* _STATED TASK_: Repeat the material verbatim and drop the pictures.

* _RECORDS SUPPLIED_:
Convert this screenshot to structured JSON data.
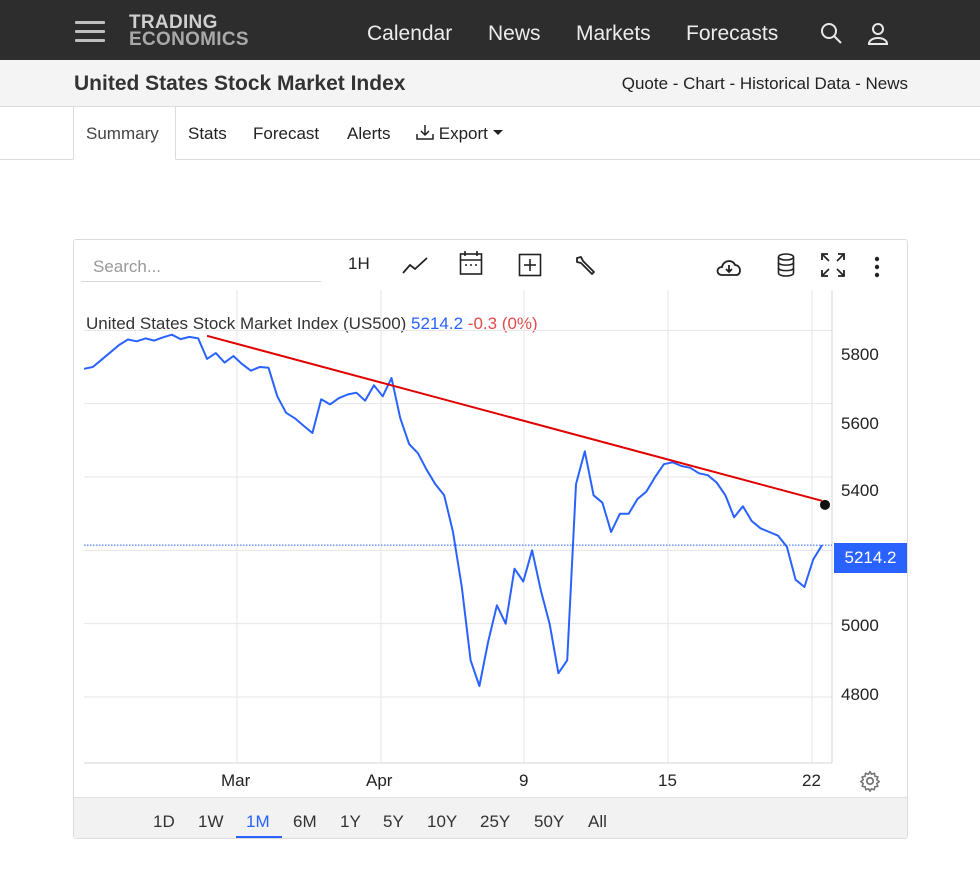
{
  "nav": {
    "logo_line1": "TRADING",
    "logo_line2": "ECONOMICS",
    "links": [
      "Calendar",
      "News",
      "Markets",
      "Forecasts"
    ],
    "icons": [
      "search-icon",
      "user-icon",
      "menu-icon"
    ]
  },
  "subheader": {
    "title": "United States Stock Market Index",
    "quick_links": [
      "Quote",
      "Chart",
      "Historical Data",
      "News"
    ],
    "separator": " - "
  },
  "tabs": {
    "items": [
      "Summary",
      "Stats",
      "Forecast",
      "Alerts",
      "Export"
    ],
    "active": "Summary"
  },
  "chart_toolbar": {
    "search_placeholder": "Search...",
    "interval": "1H",
    "icons": [
      "line-chart-icon",
      "calendar-icon",
      "add-indicator-icon",
      "wrench-icon",
      "download-cloud-icon",
      "database-icon",
      "fullscreen-icon",
      "more-vertical-icon"
    ]
  },
  "legend": {
    "name": "United States Stock Market Index (US500)",
    "price": "5214.2",
    "change": "-0.3 (0%)"
  },
  "price_tag": "5214.2",
  "range_buttons": [
    "1D",
    "1W",
    "1M",
    "6M",
    "1Y",
    "5Y",
    "10Y",
    "25Y",
    "50Y",
    "All"
  ],
  "active_range": "1M",
  "colors": {
    "line": "#2962ff",
    "trendline": "#e00000",
    "down": "#e34a4a",
    "topbar": "#2d2d2d"
  },
  "chart_data": {
    "type": "line",
    "title": "",
    "ylim": [
      4620,
      5910
    ],
    "y_ticks": [
      5800,
      5600,
      5400,
      5000,
      4800
    ],
    "x_tick_labels": [
      "Mar",
      "Apr",
      "9",
      "15",
      "22"
    ],
    "last_value": 5214.2,
    "grid": true,
    "series": [
      {
        "values": [
          5695,
          5700,
          5720,
          5740,
          5760,
          5775,
          5770,
          5778,
          5772,
          5781,
          5788,
          5776,
          5782,
          5778,
          5722,
          5738,
          5712,
          5730,
          5708,
          5690,
          5700,
          5698,
          5620,
          5575,
          5560,
          5540,
          5520,
          5612,
          5598,
          5615,
          5625,
          5630,
          5608,
          5650,
          5620,
          5670,
          5560,
          5490,
          5465,
          5420,
          5380,
          5350,
          5250,
          5100,
          4900,
          4830,
          4950,
          5050,
          5000,
          5150,
          5115,
          5200,
          5090,
          5000,
          4865,
          4900,
          5380,
          5470,
          5350,
          5330,
          5250,
          5300,
          5300,
          5340,
          5360,
          5400,
          5435,
          5440,
          5430,
          5425,
          5410,
          5405,
          5385,
          5350,
          5290,
          5320,
          5280,
          5260,
          5250,
          5240,
          5210,
          5120,
          5100,
          5175,
          5214
        ]
      },
      {
        "name": "",
        "type": "trendline",
        "points": [
          [
            14,
            5785
          ],
          [
            84,
            5335
          ]
        ]
      }
    ]
  }
}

* _WORKED ANSWER_:
Convert this screenshot to structured JSON data.
{
  "nav": {
    "logo_line1": "TRADING",
    "logo_line2": "ECONOMICS",
    "links": [
      "Calendar",
      "News",
      "Markets",
      "Forecasts"
    ],
    "icons": [
      "search-icon",
      "user-icon",
      "menu-icon"
    ]
  },
  "subheader": {
    "title": "United States Stock Market Index",
    "quick_links": [
      "Quote",
      "Chart",
      "Historical Data",
      "News"
    ],
    "separator": " - "
  },
  "tabs": {
    "items": [
      "Summary",
      "Stats",
      "Forecast",
      "Alerts",
      "Export"
    ],
    "active": "Summary"
  },
  "chart_toolbar": {
    "search_placeholder": "Search...",
    "interval": "1H",
    "icons": [
      "line-chart-icon",
      "calendar-icon",
      "add-indicator-icon",
      "wrench-icon",
      "download-cloud-icon",
      "database-icon",
      "fullscreen-icon",
      "more-vertical-icon"
    ]
  },
  "legend": {
    "name": "United States Stock Market Index (US500)",
    "price": "5214.2",
    "change": "-0.3 (0%)"
  },
  "price_tag": "5214.2",
  "range_buttons": [
    "1D",
    "1W",
    "1M",
    "6M",
    "1Y",
    "5Y",
    "10Y",
    "25Y",
    "50Y",
    "All"
  ],
  "active_range": "1M",
  "colors": {
    "line": "#2962ff",
    "trendline": "#e00000",
    "down": "#e34a4a",
    "topbar": "#2d2d2d"
  },
  "chart_data": {
    "type": "line",
    "title": "",
    "ylim": [
      4620,
      5910
    ],
    "y_ticks": [
      5800,
      5600,
      5400,
      5000,
      4800
    ],
    "x_tick_labels": [
      "Mar",
      "Apr",
      "9",
      "15",
      "22"
    ],
    "last_value": 5214.2,
    "grid": true,
    "series": [
      {
        "values": [
          5695,
          5700,
          5720,
          5740,
          5760,
          5775,
          5770,
          5778,
          5772,
          5781,
          5788,
          5776,
          5782,
          5778,
          5722,
          5738,
          5712,
          5730,
          5708,
          5690,
          5700,
          5698,
          5620,
          5575,
          5560,
          5540,
          5520,
          5612,
          5598,
          5615,
          5625,
          5630,
          5608,
          5650,
          5620,
          5670,
          5560,
          5490,
          5465,
          5420,
          5380,
          5350,
          5250,
          5100,
          4900,
          4830,
          4950,
          5050,
          5000,
          5150,
          5115,
          5200,
          5090,
          5000,
          4865,
          4900,
          5380,
          5470,
          5350,
          5330,
          5250,
          5300,
          5300,
          5340,
          5360,
          5400,
          5435,
          5440,
          5430,
          5425,
          5410,
          5405,
          5385,
          5350,
          5290,
          5320,
          5280,
          5260,
          5250,
          5240,
          5210,
          5120,
          5100,
          5175,
          5214
        ]
      },
      {
        "name": "",
        "type": "trendline",
        "points": [
          [
            14,
            5785
          ],
          [
            84,
            5335
          ]
        ]
      }
    ]
  }
}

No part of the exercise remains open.